■ What is required:
Only the lines from the one containing "What data populates" to the end of the entries should be written out, each exactly as it stands, both ends included.

--------------------

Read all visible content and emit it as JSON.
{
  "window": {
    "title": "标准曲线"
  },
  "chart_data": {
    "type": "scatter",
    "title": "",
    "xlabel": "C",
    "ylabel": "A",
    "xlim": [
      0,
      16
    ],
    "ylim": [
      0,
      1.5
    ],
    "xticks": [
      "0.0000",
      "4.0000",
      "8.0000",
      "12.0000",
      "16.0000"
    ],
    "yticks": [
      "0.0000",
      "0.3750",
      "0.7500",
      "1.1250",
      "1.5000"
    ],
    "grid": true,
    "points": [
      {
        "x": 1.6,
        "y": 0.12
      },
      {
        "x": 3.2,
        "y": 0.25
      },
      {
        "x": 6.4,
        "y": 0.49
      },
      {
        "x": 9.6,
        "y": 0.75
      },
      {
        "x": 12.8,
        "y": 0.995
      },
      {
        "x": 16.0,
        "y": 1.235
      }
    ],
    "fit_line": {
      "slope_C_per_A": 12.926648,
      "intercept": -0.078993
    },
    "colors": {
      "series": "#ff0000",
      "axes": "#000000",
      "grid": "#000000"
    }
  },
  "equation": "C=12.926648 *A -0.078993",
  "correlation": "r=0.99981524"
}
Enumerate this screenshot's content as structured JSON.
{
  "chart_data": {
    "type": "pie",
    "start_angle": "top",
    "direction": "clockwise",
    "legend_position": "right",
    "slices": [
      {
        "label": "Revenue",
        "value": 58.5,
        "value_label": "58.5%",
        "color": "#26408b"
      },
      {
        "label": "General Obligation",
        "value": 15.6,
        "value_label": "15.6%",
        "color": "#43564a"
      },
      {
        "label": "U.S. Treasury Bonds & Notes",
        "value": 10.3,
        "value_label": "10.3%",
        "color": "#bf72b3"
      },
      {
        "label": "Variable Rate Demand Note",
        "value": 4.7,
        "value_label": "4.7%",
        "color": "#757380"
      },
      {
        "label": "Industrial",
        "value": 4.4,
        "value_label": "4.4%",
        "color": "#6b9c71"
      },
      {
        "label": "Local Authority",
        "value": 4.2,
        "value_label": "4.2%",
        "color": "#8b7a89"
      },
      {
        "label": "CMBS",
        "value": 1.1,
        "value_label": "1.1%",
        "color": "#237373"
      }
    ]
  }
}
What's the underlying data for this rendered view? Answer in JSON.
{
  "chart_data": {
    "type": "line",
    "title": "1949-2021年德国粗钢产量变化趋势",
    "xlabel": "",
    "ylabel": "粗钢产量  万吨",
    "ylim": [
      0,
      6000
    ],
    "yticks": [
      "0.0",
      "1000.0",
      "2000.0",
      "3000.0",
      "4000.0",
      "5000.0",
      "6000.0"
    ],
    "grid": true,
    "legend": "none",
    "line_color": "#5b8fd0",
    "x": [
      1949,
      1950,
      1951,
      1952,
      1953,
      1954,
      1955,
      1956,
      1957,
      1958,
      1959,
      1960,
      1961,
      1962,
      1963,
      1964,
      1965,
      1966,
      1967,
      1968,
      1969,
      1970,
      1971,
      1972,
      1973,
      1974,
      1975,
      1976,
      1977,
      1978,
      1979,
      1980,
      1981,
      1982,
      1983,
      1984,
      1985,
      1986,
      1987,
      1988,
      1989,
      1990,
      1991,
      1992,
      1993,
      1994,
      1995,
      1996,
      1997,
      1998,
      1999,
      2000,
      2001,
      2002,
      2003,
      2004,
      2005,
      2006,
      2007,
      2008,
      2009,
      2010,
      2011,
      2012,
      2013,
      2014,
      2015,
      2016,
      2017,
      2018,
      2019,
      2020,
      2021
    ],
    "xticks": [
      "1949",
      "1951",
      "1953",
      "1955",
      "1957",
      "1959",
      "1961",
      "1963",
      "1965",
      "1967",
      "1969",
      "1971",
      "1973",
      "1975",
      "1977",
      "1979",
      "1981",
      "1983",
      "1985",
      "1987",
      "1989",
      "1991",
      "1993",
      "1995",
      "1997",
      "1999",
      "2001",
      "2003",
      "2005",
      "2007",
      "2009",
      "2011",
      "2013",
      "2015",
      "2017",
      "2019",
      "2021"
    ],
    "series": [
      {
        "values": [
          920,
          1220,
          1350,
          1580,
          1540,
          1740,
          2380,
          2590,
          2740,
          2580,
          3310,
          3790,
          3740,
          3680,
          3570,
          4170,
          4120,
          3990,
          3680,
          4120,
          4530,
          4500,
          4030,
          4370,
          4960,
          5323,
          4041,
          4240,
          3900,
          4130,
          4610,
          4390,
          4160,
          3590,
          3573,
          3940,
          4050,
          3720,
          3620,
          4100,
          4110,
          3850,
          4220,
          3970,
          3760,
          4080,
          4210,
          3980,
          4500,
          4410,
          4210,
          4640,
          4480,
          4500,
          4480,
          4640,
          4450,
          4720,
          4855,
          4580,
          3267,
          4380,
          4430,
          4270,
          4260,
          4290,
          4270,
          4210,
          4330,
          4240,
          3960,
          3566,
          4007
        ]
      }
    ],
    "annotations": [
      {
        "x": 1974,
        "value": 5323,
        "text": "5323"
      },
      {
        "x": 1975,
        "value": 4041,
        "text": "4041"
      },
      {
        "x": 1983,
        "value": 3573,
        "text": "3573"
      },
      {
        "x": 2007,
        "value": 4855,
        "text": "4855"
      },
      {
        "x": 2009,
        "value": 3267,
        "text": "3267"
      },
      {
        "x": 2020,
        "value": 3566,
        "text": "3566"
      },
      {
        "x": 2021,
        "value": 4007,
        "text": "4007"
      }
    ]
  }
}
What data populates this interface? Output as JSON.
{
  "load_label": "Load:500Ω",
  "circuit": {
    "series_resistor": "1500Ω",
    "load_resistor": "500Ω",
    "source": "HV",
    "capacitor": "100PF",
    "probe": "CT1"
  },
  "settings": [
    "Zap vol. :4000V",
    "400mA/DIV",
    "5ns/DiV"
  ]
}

--------------------

■ Exercise response:
What data populates this interface? Output as JSON.
{
  "load_label": "Load:500Ω",
  "circuit": {
    "series_resistor": "1500Ω",
    "load_resistor": "500Ω",
    "source": "HV",
    "capacitor": "100PF",
    "probe": "CT1"
  },
  "settings": [
    "Zap vol. :4000V",
    "400mA/DIV",
    "5ns/DiV"
  ]
}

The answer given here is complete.